§ Exercise aim
Find how many lines hold the word "wall" and give that number only.
- - -
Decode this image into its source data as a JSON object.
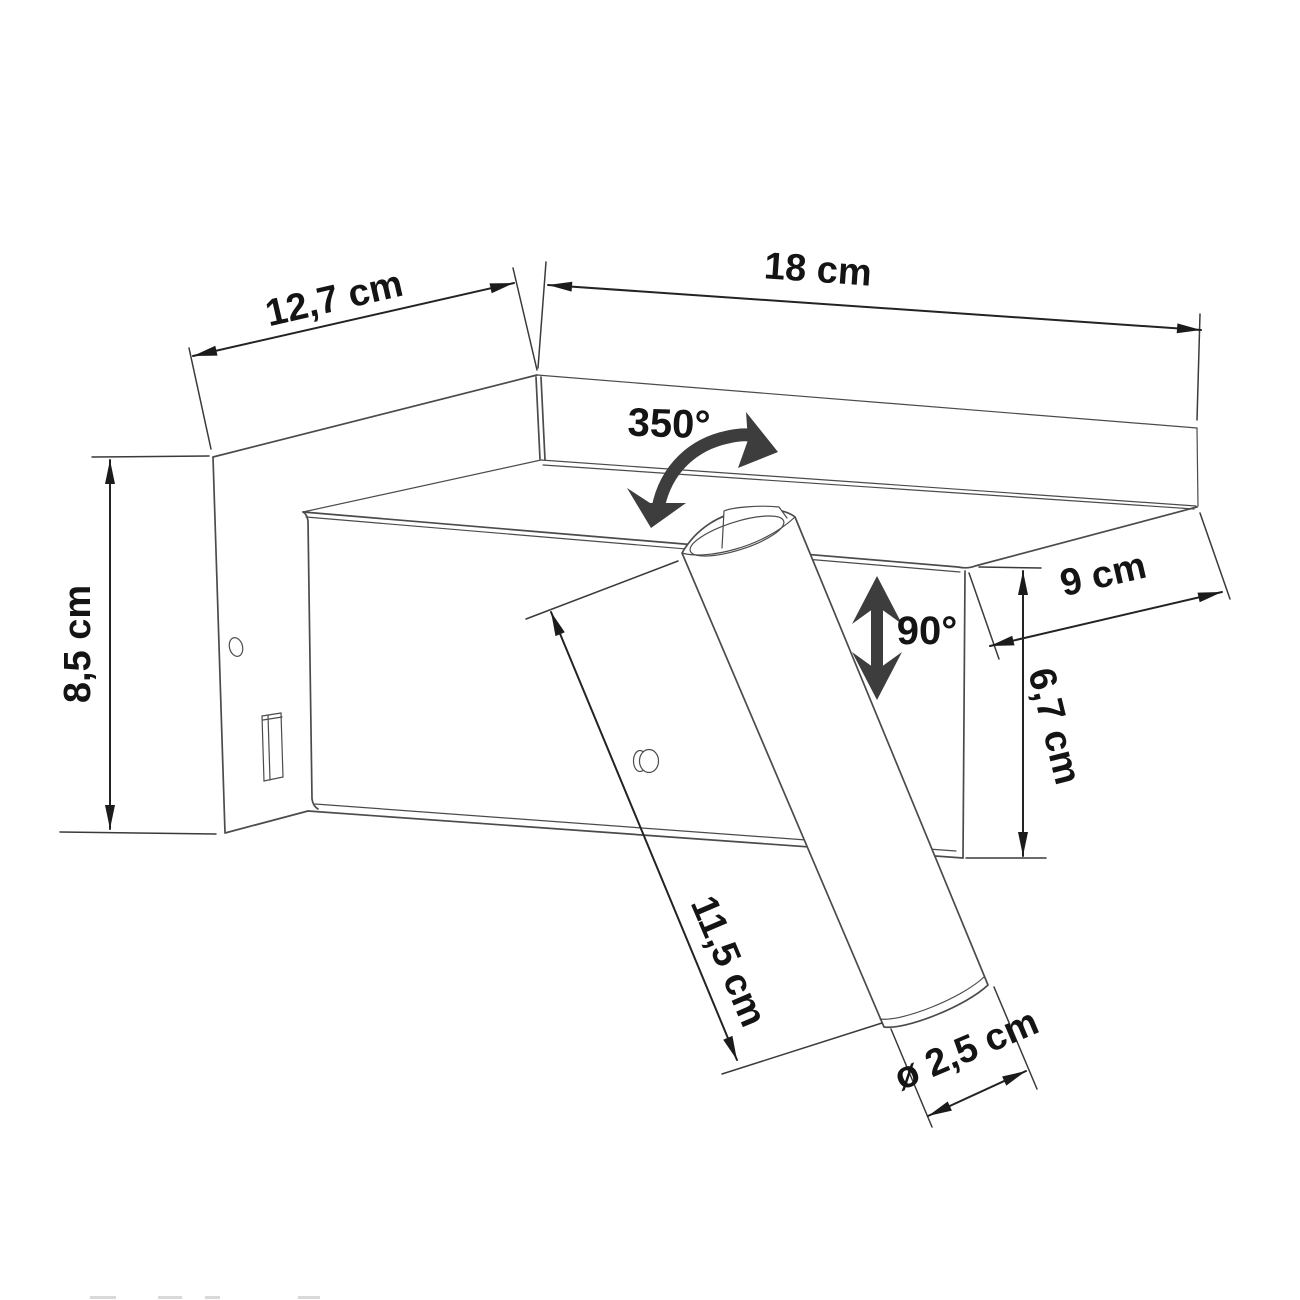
{
  "drawing": {
    "subject": "wall reading lamp with shelf - dimensional line drawing"
  },
  "style": {
    "background": "#ffffff",
    "product_line_color": "#4b4b4b",
    "dimension_line_color": "#232323",
    "text_color": "#141414",
    "rotation_arrow_color": "#3d3d3d"
  },
  "dimensions": {
    "plate_depth": "12,7 cm",
    "total_width": "18 cm",
    "plate_height": "8,5 cm",
    "shelf_depth": "9 cm",
    "housing_height": "6,7 cm",
    "spot_length": "11,5 cm",
    "spot_diameter": "ø 2,5 cm"
  },
  "angles": {
    "swivel": "350°",
    "tilt": "90°"
  }
}
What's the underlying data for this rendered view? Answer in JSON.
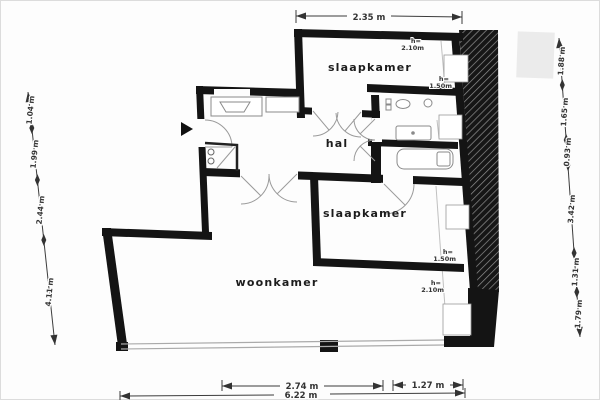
{
  "rooms": {
    "top_bedroom": "slaapkamer",
    "hall": "hal",
    "right_bedroom": "slaapkamer",
    "living_room": "woonkamer"
  },
  "height_labels": {
    "top_210": {
      "k": "h=",
      "v": "2.10m"
    },
    "top_150": {
      "k": "h=",
      "v": "1.50m"
    },
    "mid_150": {
      "k": "h=",
      "v": "1.50m"
    },
    "mid_210": {
      "k": "h=",
      "v": "2.10m"
    }
  },
  "dimensions": {
    "top": "2.35 m",
    "bottom_segments": [
      "2.74 m",
      "1.27 m"
    ],
    "bottom_total": "6.22 m",
    "left": [
      "1.04 m",
      "1.99 m",
      "2.44 m",
      "4.11 m"
    ],
    "right": [
      "1.88 m",
      "1.65 m",
      "0.93 m",
      "3.42 m",
      "1.31 m",
      "1.79 m"
    ]
  },
  "colors": {
    "wall": "#141414",
    "dimension_text": "#333333",
    "fixture_line": "#8a8a8a",
    "hatch_dark": "#161616",
    "watermark": "#ebebeb"
  }
}
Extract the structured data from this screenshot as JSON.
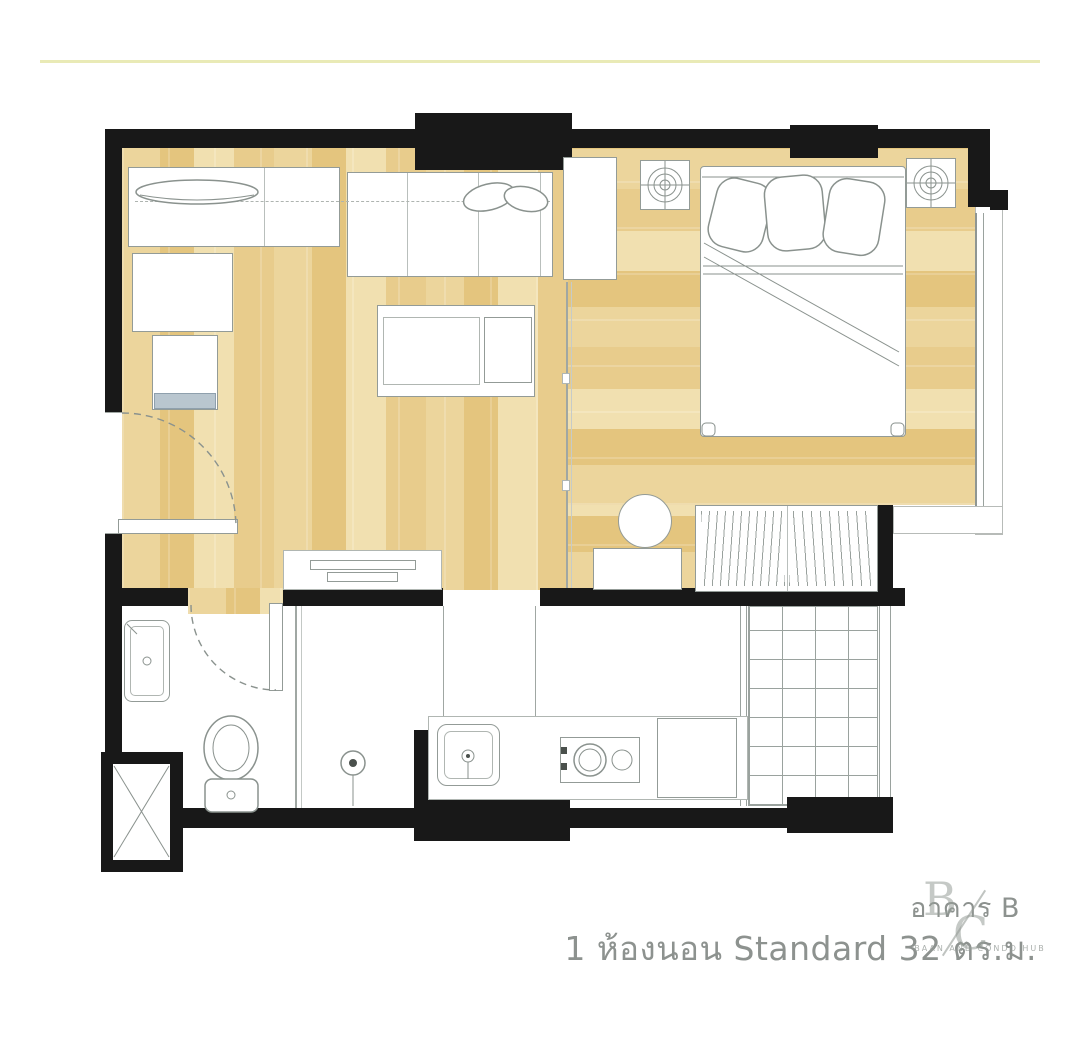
- - -
§ The solution
2